• **Task**
Lift every line from the entries that includes the word "نكرة".
+ + + +
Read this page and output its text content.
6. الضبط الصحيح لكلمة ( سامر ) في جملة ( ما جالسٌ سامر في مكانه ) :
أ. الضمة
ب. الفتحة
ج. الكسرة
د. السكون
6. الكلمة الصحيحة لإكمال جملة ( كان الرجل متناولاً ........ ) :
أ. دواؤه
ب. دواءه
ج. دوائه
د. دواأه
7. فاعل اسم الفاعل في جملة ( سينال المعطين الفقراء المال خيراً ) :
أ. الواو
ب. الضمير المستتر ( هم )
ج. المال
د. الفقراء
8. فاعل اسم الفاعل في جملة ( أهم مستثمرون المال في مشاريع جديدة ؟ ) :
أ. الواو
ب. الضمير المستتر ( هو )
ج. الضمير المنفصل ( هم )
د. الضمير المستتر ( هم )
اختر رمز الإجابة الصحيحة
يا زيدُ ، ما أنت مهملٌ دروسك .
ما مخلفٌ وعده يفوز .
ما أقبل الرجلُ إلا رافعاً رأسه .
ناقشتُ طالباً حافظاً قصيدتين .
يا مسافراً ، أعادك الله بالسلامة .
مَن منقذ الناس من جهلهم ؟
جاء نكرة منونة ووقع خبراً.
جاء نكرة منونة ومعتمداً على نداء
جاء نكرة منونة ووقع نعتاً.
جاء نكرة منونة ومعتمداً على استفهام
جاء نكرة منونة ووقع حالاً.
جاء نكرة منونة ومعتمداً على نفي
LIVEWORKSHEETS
+ + + +
• **Task result**
جاء نكرة منونة ووقع خبراً.
جاء نكرة منونة ومعتمداً على نداء
جاء نكرة منونة ووقع نعتاً.
جاء نكرة منونة ومعتمداً على استفهام
جاء نكرة منونة ووقع حالاً.
جاء نكرة منونة ومعتمداً على نفي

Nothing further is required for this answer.